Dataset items
###

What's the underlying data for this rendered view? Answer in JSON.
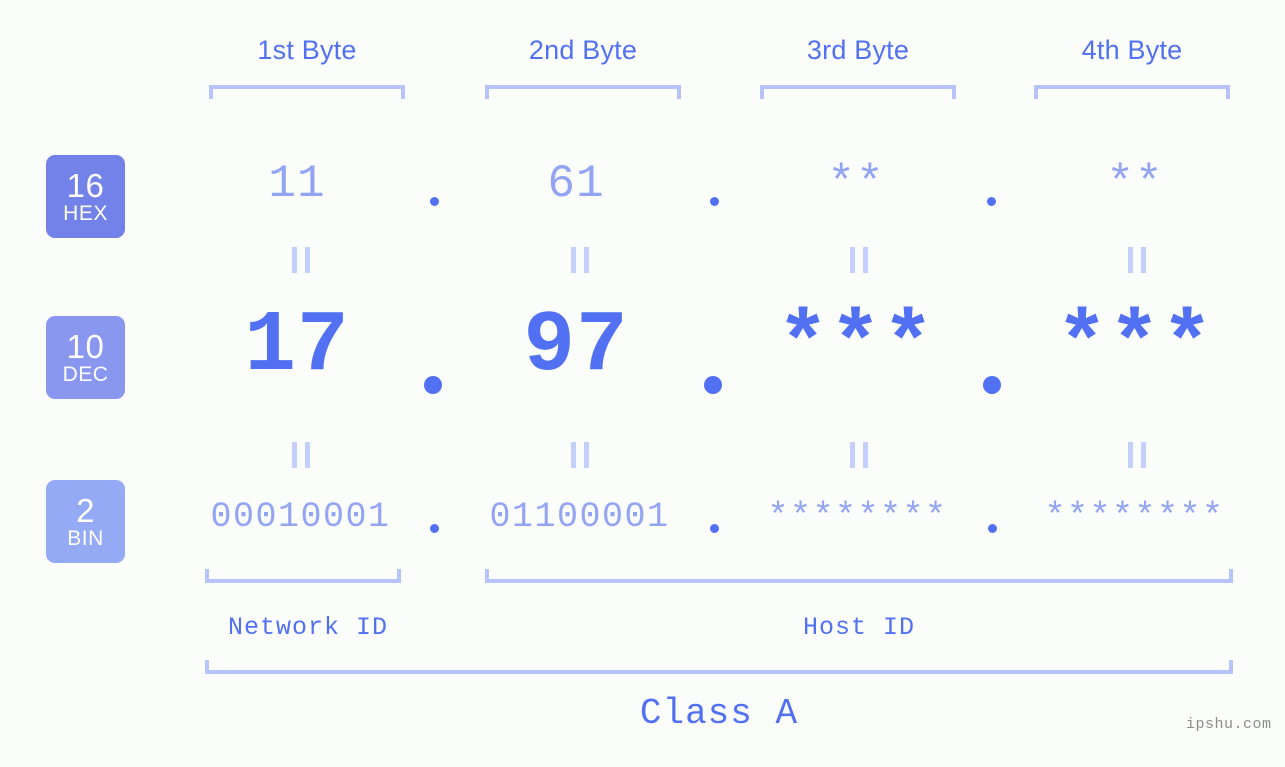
{
  "background": "#fbfdfa",
  "accent": "#5271f2",
  "accent_light": "#93a4f3",
  "bracket_color": "#b8c2fb",
  "headers": [
    {
      "label": "1st Byte"
    },
    {
      "label": "2nd Byte"
    },
    {
      "label": "3rd Byte"
    },
    {
      "label": "4th Byte"
    }
  ],
  "radix_badges": [
    {
      "number": "16",
      "name": "HEX",
      "color": "#7282e8"
    },
    {
      "number": "10",
      "name": "DEC",
      "color": "#8a97ef"
    },
    {
      "number": "2",
      "name": "BIN",
      "color": "#94aaf5"
    }
  ],
  "rows": {
    "hex": {
      "octets": [
        "11",
        "61",
        "**",
        "**"
      ]
    },
    "dec": {
      "octets": [
        "17",
        "97",
        "***",
        "***"
      ]
    },
    "bin": {
      "octets": [
        "00010001",
        "01100001",
        "********",
        "********"
      ]
    }
  },
  "separator": ".",
  "equality_mark": "=",
  "footer": {
    "network_id_label": "Network ID",
    "host_id_label": "Host ID",
    "class_label": "Class A",
    "watermark": "ipshu.com"
  }
}
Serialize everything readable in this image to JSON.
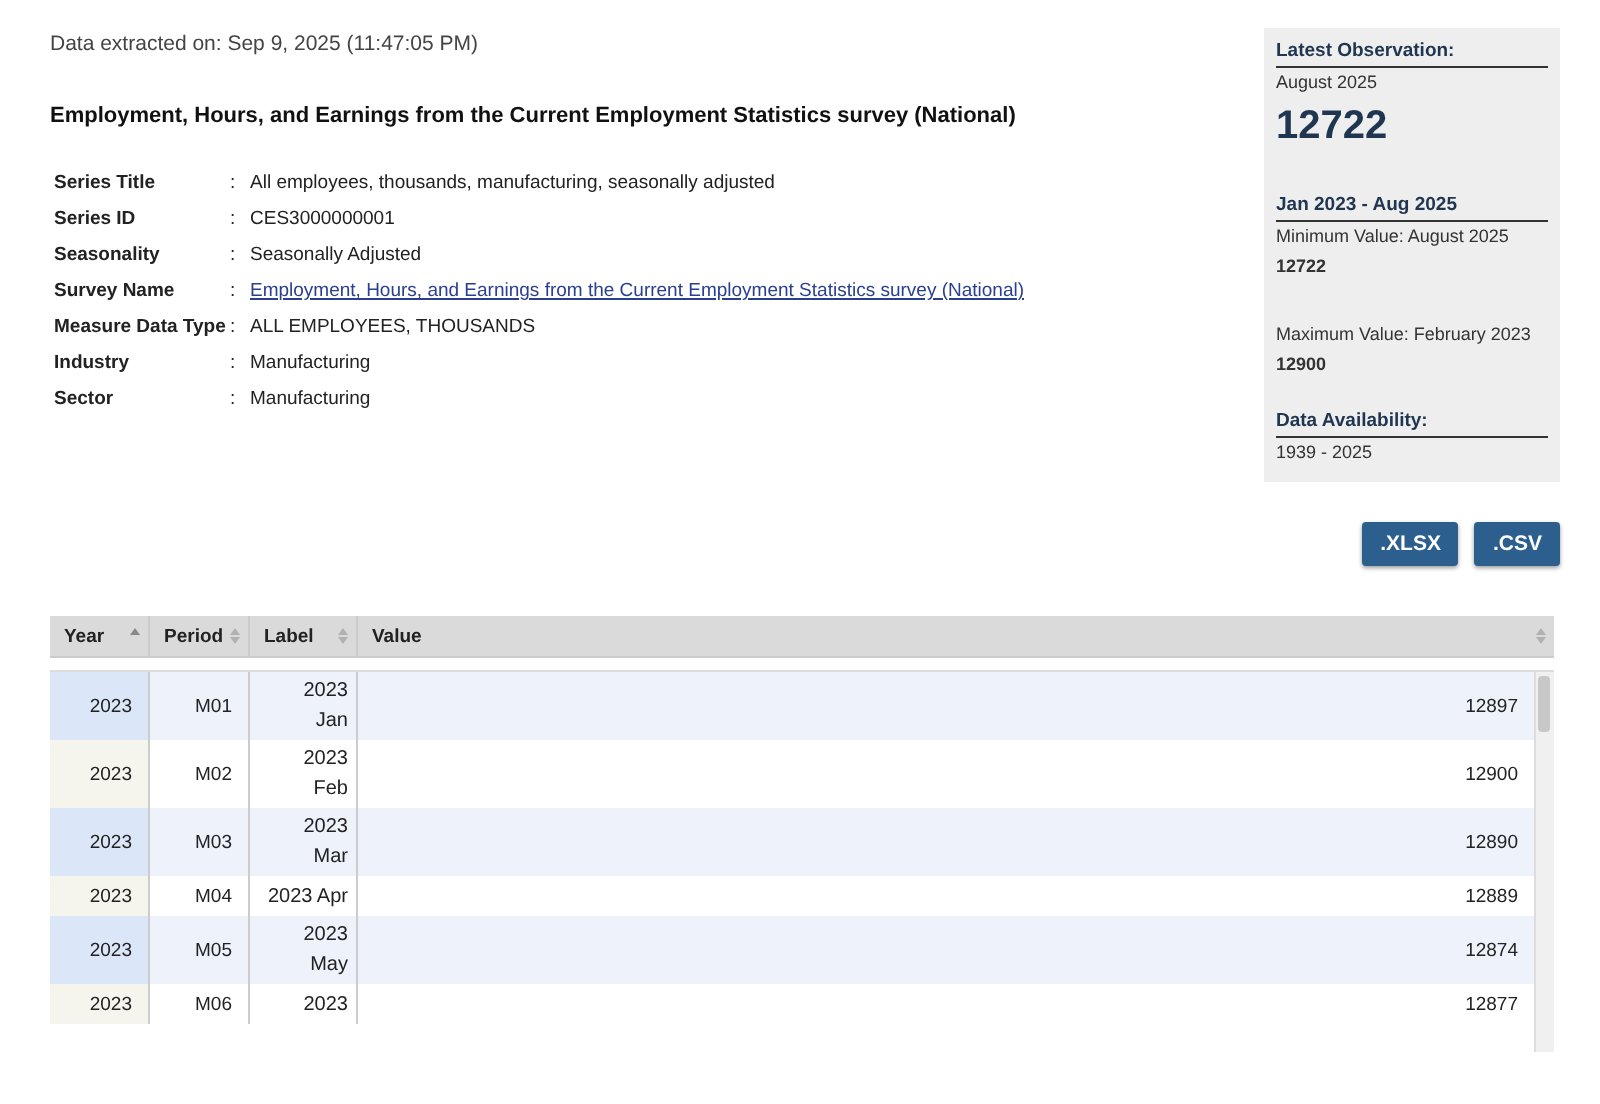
{
  "extracted": "Data extracted on: Sep 9, 2025 (11:47:05 PM)",
  "title": "Employment, Hours, and Earnings from the Current Employment Statistics survey (National)",
  "details": [
    {
      "label": "Series Title",
      "value": "All employees, thousands, manufacturing, seasonally adjusted",
      "kind": "text"
    },
    {
      "label": "Series ID",
      "value": "CES3000000001",
      "kind": "text"
    },
    {
      "label": "Seasonality",
      "value": "Seasonally Adjusted",
      "kind": "text"
    },
    {
      "label": "Survey Name",
      "value": "Employment, Hours, and Earnings from the Current Employment Statistics survey (National)",
      "kind": "link"
    },
    {
      "label": "Measure Data Type",
      "value": "ALL EMPLOYEES, THOUSANDS",
      "kind": "text"
    },
    {
      "label": "Industry",
      "value": "Manufacturing",
      "kind": "text"
    },
    {
      "label": "Sector",
      "value": "Manufacturing",
      "kind": "text"
    }
  ],
  "separator": ":",
  "summary": {
    "latest_heading": "Latest Observation:",
    "latest_period": "August 2025",
    "latest_value": "12722",
    "range_heading": "Jan 2023 - Aug 2025",
    "min_label": "Minimum Value: August 2025",
    "min_value": "12722",
    "max_label": "Maximum Value: February 2023",
    "max_value": "12900",
    "availability_heading": "Data Availability:",
    "availability": "1939 - 2025"
  },
  "downloads": [
    ".XLSX",
    ".CSV"
  ],
  "table": {
    "columns": [
      {
        "label": "Year",
        "sorted": true
      },
      {
        "label": "Period",
        "sorted": false
      },
      {
        "label": "Label",
        "sorted": false
      },
      {
        "label": "Value",
        "sorted": false
      }
    ],
    "rows": [
      [
        "2023",
        "M01",
        "2023 Jan",
        "12897"
      ],
      [
        "2023",
        "M02",
        "2023 Feb",
        "12900"
      ],
      [
        "2023",
        "M03",
        "2023 Mar",
        "12890"
      ],
      [
        "2023",
        "M04",
        "2023 Apr",
        "12889"
      ],
      [
        "2023",
        "M05",
        "2023 May",
        "12874"
      ],
      [
        "2023",
        "M06",
        "2023",
        "12877"
      ]
    ]
  }
}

###

Written task:
Leave every image out, and retype the material exactly.

Exercise solution:
What's the underlying data for this rendered view? Answer in JSON.
{
  "background": "#fbfdfa",
  "accent": "#5271f2",
  "accent_light": "#93a4f3",
  "bracket_color": "#b8c2fb",
  "headers": [
    {
      "label": "1st Byte"
    },
    {
      "label": "2nd Byte"
    },
    {
      "label": "3rd Byte"
    },
    {
      "label": "4th Byte"
    }
  ],
  "radix_badges": [
    {
      "number": "16",
      "name": "HEX",
      "color": "#7282e8"
    },
    {
      "number": "10",
      "name": "DEC",
      "color": "#8a97ef"
    },
    {
      "number": "2",
      "name": "BIN",
      "color": "#94aaf5"
    }
  ],
  "rows": {
    "hex": {
      "octets": [
        "11",
        "61",
        "**",
        "**"
      ]
    },
    "dec": {
      "octets": [
        "17",
        "97",
        "***",
        "***"
      ]
    },
    "bin": {
      "octets": [
        "00010001",
        "01100001",
        "********",
        "********"
      ]
    }
  },
  "separator": ".",
  "equality_mark": "=",
  "footer": {
    "network_id_label": "Network ID",
    "host_id_label": "Host ID",
    "class_label": "Class A",
    "watermark": "ipshu.com"
  }
}
Serialize everything readable in this image to JSON.
{
  "extracted": "Data extracted on: Sep 9, 2025 (11:47:05 PM)",
  "title": "Employment, Hours, and Earnings from the Current Employment Statistics survey (National)",
  "details": [
    {
      "label": "Series Title",
      "value": "All employees, thousands, manufacturing, seasonally adjusted",
      "kind": "text"
    },
    {
      "label": "Series ID",
      "value": "CES3000000001",
      "kind": "text"
    },
    {
      "label": "Seasonality",
      "value": "Seasonally Adjusted",
      "kind": "text"
    },
    {
      "label": "Survey Name",
      "value": "Employment, Hours, and Earnings from the Current Employment Statistics survey (National)",
      "kind": "link"
    },
    {
      "label": "Measure Data Type",
      "value": "ALL EMPLOYEES, THOUSANDS",
      "kind": "text"
    },
    {
      "label": "Industry",
      "value": "Manufacturing",
      "kind": "text"
    },
    {
      "label": "Sector",
      "value": "Manufacturing",
      "kind": "text"
    }
  ],
  "separator": ":",
  "summary": {
    "latest_heading": "Latest Observation:",
    "latest_period": "August 2025",
    "latest_value": "12722",
    "range_heading": "Jan 2023 - Aug 2025",
    "min_label": "Minimum Value: August 2025",
    "min_value": "12722",
    "max_label": "Maximum Value: February 2023",
    "max_value": "12900",
    "availability_heading": "Data Availability:",
    "availability": "1939 - 2025"
  },
  "downloads": [
    ".XLSX",
    ".CSV"
  ],
  "table": {
    "columns": [
      {
        "label": "Year",
        "sorted": true
      },
      {
        "label": "Period",
        "sorted": false
      },
      {
        "label": "Label",
        "sorted": false
      },
      {
        "label": "Value",
        "sorted": false
      }
    ],
    "rows": [
      [
        "2023",
        "M01",
        "2023 Jan",
        "12897"
      ],
      [
        "2023",
        "M02",
        "2023 Feb",
        "12900"
      ],
      [
        "2023",
        "M03",
        "2023 Mar",
        "12890"
      ],
      [
        "2023",
        "M04",
        "2023 Apr",
        "12889"
      ],
      [
        "2023",
        "M05",
        "2023 May",
        "12874"
      ],
      [
        "2023",
        "M06",
        "2023",
        "12877"
      ]
    ]
  }
}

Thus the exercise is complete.